"""
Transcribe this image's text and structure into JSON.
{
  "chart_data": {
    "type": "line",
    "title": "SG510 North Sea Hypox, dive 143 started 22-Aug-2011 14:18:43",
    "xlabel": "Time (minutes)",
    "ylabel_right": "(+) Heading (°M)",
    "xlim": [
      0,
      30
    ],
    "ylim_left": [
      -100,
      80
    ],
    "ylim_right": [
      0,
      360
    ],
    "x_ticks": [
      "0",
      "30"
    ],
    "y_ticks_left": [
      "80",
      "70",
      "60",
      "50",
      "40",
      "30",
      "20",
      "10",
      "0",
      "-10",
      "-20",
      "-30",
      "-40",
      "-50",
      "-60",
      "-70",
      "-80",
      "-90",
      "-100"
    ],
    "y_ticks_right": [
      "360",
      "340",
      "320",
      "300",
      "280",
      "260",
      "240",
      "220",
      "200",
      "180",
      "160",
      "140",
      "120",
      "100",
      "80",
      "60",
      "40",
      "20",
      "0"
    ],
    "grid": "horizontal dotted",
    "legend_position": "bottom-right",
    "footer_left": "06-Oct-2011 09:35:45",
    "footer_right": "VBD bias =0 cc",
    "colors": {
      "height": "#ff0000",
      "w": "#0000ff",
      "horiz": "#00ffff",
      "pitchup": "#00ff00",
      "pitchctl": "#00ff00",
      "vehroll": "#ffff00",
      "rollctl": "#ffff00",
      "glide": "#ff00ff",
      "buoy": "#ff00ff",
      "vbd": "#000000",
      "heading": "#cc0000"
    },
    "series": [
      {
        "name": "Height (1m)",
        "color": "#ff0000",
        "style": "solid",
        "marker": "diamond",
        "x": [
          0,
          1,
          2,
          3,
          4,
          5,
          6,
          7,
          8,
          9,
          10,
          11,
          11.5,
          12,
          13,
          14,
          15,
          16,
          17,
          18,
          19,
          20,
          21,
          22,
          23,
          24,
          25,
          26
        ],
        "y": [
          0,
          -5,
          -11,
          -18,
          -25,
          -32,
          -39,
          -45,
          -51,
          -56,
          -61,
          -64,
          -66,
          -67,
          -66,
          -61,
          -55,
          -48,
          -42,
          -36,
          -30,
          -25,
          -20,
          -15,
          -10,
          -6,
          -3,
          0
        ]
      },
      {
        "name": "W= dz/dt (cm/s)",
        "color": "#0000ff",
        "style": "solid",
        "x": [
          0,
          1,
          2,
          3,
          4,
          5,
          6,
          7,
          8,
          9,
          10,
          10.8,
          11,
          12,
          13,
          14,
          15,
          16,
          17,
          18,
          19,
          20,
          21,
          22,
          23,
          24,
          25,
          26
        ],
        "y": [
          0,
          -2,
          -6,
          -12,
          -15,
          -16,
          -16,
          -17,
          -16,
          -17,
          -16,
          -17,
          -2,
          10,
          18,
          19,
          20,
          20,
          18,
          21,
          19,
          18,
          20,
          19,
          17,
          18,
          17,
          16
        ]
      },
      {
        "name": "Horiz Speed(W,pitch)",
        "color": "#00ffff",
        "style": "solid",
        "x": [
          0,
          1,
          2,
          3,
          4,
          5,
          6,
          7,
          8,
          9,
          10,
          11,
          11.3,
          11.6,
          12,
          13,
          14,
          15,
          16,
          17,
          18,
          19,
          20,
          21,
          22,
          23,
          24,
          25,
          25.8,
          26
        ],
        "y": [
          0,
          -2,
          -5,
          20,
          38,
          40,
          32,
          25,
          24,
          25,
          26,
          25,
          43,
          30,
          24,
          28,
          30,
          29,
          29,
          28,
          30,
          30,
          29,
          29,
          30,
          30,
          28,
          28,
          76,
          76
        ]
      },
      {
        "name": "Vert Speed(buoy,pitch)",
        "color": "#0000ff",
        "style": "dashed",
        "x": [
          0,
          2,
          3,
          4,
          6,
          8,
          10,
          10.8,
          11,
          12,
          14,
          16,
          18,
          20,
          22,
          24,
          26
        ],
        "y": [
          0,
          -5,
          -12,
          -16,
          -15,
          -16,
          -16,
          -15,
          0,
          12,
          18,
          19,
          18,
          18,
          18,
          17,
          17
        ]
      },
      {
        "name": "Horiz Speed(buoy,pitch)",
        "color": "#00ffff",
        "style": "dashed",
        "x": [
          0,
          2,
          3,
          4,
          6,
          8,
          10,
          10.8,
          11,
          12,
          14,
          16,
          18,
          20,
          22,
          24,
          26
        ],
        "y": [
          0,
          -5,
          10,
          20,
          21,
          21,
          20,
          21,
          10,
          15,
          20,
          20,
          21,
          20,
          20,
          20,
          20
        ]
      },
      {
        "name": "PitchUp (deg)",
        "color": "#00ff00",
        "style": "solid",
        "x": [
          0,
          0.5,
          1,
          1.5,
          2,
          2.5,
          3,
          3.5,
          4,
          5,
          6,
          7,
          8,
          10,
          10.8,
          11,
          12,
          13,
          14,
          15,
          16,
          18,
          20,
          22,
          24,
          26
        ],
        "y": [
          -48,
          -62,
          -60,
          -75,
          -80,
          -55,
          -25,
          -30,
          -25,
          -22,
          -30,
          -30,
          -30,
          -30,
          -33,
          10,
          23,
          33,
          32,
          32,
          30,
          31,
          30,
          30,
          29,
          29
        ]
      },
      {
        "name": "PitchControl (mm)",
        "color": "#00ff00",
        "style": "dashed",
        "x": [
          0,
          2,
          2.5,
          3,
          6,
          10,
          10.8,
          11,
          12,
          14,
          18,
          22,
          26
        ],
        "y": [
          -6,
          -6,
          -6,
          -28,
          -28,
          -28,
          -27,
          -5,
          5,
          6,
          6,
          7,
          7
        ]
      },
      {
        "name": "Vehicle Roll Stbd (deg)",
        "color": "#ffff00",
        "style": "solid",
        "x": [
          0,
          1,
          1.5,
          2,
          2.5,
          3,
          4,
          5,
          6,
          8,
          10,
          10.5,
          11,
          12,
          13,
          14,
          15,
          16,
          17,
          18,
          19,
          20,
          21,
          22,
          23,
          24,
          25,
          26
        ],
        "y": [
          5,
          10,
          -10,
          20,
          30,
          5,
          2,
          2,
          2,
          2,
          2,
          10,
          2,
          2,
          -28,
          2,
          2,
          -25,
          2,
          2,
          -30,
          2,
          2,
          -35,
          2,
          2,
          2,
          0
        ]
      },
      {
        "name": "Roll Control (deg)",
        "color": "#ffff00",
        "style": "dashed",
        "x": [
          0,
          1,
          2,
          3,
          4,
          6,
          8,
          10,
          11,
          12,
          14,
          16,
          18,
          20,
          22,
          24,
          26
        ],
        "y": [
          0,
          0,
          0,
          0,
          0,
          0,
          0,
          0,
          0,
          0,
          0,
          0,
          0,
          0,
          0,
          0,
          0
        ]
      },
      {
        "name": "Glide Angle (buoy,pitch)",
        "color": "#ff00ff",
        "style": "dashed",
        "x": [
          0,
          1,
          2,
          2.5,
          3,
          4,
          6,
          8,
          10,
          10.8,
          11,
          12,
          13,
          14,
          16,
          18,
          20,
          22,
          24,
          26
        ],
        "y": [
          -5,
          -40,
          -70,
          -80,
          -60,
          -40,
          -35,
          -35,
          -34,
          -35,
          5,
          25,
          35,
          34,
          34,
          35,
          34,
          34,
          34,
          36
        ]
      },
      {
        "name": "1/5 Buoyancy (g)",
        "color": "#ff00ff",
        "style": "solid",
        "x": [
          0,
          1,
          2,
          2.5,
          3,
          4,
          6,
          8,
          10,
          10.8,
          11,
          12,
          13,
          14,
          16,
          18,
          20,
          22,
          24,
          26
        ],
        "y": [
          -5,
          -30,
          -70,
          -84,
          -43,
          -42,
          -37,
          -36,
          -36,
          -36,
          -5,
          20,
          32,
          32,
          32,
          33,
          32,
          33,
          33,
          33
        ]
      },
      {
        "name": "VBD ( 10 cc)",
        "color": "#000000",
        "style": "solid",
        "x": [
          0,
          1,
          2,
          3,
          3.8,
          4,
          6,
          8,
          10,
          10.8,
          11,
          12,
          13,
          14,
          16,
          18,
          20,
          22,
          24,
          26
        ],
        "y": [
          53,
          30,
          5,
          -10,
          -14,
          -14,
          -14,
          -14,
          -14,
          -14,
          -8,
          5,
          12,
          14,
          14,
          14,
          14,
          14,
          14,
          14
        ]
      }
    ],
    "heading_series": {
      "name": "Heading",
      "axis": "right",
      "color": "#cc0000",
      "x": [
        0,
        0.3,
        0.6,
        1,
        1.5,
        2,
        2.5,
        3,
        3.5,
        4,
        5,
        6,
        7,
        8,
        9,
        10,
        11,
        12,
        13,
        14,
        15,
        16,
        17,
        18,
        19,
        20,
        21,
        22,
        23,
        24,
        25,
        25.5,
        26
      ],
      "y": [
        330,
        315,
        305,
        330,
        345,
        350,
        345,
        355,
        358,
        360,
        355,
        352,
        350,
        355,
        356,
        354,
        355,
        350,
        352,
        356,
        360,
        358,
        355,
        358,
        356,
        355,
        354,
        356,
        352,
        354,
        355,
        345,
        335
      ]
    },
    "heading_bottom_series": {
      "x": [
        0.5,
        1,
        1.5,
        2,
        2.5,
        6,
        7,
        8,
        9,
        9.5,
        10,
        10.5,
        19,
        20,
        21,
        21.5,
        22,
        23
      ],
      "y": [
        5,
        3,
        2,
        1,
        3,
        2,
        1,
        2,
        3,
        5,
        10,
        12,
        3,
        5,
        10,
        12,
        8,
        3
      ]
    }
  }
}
"""
● **Exercise description**
Find the string "Speed" in the records, then copy each line where it occurs.

● **Correct result**
        "name": "Horiz Speed(W,pitch)",
        "name": "Vert Speed(buoy,pitch)",
        "name": "Horiz Speed(buoy,pitch)",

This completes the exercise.